▶ **Work instructions**
Examine the records and identify each line that includes the string "clean". Copy those lines.

▶ **Entries**
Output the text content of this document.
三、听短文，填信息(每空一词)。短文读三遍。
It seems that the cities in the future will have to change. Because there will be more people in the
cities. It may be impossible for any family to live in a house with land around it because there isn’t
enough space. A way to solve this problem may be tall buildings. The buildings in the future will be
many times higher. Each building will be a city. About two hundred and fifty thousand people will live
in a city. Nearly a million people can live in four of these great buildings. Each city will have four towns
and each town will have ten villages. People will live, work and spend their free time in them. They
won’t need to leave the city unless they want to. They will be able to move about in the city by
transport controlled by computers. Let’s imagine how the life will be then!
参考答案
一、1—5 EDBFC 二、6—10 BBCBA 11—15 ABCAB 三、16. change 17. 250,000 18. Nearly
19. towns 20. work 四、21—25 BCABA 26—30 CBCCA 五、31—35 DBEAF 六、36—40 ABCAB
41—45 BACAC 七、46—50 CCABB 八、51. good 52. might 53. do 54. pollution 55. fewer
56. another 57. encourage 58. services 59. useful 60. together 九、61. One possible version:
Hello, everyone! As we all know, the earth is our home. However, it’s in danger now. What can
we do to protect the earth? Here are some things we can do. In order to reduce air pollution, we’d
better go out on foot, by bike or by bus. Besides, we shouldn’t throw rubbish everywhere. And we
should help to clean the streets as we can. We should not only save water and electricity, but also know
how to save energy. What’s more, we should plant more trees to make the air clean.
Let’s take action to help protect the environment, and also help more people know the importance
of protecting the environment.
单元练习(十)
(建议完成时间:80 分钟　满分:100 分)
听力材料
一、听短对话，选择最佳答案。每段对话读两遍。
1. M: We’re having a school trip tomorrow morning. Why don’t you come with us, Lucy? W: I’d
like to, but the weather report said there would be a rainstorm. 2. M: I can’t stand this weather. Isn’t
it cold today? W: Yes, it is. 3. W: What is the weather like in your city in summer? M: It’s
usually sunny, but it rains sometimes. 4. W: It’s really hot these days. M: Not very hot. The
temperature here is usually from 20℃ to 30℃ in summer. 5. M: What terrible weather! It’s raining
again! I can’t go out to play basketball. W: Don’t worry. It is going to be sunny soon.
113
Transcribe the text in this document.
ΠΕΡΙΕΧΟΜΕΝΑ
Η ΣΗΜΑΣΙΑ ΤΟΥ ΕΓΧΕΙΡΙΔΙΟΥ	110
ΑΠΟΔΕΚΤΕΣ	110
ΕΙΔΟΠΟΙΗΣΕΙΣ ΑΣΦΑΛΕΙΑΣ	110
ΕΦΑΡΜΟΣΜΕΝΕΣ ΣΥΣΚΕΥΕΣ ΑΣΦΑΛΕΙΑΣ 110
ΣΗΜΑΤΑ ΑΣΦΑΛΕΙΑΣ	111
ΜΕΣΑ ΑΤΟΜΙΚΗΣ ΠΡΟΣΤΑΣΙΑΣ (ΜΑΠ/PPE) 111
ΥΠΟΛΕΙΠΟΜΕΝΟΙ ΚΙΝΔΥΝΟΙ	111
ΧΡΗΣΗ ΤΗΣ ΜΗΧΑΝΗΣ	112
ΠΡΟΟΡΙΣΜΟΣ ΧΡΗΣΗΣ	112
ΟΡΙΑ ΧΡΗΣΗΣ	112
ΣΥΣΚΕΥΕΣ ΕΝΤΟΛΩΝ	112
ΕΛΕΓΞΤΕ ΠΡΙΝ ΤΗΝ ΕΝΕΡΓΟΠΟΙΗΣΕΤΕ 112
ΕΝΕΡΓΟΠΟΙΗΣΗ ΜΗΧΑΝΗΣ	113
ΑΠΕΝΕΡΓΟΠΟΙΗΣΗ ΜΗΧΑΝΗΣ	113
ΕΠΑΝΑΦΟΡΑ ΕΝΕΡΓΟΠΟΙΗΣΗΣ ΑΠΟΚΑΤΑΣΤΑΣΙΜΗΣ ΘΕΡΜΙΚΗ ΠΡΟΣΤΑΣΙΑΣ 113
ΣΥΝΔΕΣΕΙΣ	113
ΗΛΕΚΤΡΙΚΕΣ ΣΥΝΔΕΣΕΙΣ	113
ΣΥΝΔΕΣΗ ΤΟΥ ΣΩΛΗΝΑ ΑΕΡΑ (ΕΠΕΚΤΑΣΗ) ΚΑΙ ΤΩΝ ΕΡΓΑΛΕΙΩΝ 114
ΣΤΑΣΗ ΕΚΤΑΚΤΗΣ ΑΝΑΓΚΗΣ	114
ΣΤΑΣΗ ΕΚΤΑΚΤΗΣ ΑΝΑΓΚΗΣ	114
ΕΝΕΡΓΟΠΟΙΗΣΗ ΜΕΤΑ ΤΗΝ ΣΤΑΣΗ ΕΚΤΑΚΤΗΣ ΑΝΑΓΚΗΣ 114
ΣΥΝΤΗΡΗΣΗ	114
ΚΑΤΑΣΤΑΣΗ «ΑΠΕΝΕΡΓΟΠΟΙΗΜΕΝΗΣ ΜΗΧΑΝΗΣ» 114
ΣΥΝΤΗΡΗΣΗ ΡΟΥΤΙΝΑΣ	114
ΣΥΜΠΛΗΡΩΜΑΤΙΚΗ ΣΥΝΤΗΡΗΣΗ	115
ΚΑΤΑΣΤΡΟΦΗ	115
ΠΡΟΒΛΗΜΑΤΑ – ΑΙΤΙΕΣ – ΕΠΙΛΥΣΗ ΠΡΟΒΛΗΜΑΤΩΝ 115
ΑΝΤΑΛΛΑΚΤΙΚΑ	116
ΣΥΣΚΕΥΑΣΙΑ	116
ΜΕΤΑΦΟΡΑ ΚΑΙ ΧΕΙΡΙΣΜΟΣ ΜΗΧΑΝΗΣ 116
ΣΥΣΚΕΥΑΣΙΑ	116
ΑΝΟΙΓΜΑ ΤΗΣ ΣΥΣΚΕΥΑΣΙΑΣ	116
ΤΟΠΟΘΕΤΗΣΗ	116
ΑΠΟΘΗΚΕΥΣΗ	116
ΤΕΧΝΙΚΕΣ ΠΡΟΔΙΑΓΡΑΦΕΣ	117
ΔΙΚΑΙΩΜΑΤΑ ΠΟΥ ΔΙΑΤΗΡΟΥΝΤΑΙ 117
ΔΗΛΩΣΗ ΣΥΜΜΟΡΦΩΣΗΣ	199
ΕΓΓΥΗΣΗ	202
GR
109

▶ **Exercise output**
should help to clean the streets as we can. We should not only save water and electricity, but also know
how to save energy. What’s more, we should plant more trees to make the air clean.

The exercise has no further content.